- _WHAT THE TASK REQUIRES_: Reproduce the complete listing without any deviation.

Collection entries
— start —

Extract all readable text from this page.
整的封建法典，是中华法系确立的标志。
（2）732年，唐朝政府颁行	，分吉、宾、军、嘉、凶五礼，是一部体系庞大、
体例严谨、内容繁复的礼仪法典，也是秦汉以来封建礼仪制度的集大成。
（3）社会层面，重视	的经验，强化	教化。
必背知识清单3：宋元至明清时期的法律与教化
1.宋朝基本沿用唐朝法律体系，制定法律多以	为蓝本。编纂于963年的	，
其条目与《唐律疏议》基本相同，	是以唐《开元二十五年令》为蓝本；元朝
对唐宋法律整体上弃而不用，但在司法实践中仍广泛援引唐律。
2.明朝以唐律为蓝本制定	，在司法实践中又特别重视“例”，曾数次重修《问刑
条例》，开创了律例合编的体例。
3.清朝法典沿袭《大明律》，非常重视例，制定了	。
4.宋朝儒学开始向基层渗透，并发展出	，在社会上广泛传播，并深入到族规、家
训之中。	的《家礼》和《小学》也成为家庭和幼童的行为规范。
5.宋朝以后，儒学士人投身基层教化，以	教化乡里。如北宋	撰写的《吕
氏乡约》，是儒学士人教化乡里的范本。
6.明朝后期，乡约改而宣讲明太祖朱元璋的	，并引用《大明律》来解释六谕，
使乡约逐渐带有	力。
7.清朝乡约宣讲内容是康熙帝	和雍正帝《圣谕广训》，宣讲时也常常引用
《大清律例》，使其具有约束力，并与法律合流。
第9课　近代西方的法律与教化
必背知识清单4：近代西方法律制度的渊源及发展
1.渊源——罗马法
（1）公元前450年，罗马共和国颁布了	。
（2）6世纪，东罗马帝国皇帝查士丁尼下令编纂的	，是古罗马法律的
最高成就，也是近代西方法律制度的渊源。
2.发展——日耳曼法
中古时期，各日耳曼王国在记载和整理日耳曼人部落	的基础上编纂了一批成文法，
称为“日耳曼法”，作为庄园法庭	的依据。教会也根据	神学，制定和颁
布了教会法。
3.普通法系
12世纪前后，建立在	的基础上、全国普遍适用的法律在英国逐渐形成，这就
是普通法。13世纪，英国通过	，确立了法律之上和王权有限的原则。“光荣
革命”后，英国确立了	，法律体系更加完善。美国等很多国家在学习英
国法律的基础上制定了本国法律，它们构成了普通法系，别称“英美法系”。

— end —

- _EXERCISE RESULT_:
Extract all readable text from this page.
整的封建法典，是中华法系确立的标志。
（2）732年，唐朝政府颁行	，分吉、宾、军、嘉、凶五礼，是一部体系庞大、
体例严谨、内容繁复的礼仪法典，也是秦汉以来封建礼仪制度的集大成。
（3）社会层面，重视	的经验，强化	教化。
必背知识清单3：宋元至明清时期的法律与教化
1.宋朝基本沿用唐朝法律体系，制定法律多以	为蓝本。编纂于963年的	，
其条目与《唐律疏议》基本相同，	是以唐《开元二十五年令》为蓝本；元朝
对唐宋法律整体上弃而不用，但在司法实践中仍广泛援引唐律。
2.明朝以唐律为蓝本制定	，在司法实践中又特别重视“例”，曾数次重修《问刑
条例》，开创了律例合编的体例。
3.清朝法典沿袭《大明律》，非常重视例，制定了	。
4.宋朝儒学开始向基层渗透，并发展出	，在社会上广泛传播，并深入到族规、家
训之中。	的《家礼》和《小学》也成为家庭和幼童的行为规范。
5.宋朝以后，儒学士人投身基层教化，以	教化乡里。如北宋	撰写的《吕
氏乡约》，是儒学士人教化乡里的范本。
6.明朝后期，乡约改而宣讲明太祖朱元璋的	，并引用《大明律》来解释六谕，
使乡约逐渐带有	力。
7.清朝乡约宣讲内容是康熙帝	和雍正帝《圣谕广训》，宣讲时也常常引用
《大清律例》，使其具有约束力，并与法律合流。
第9课　近代西方的法律与教化
必背知识清单4：近代西方法律制度的渊源及发展
1.渊源——罗马法
（1）公元前450年，罗马共和国颁布了	。
（2）6世纪，东罗马帝国皇帝查士丁尼下令编纂的	，是古罗马法律的
最高成就，也是近代西方法律制度的渊源。
2.发展——日耳曼法
中古时期，各日耳曼王国在记载和整理日耳曼人部落	的基础上编纂了一批成文法，
称为“日耳曼法”，作为庄园法庭	的依据。教会也根据	神学，制定和颁
布了教会法。
3.普通法系
12世纪前后，建立在	的基础上、全国普遍适用的法律在英国逐渐形成，这就
是普通法。13世纪，英国通过	，确立了法律之上和王权有限的原则。“光荣
革命”后，英国确立了	，法律体系更加完善。美国等很多国家在学习英
国法律的基础上制定了本国法律，它们构成了普通法系，别称“英美法系”。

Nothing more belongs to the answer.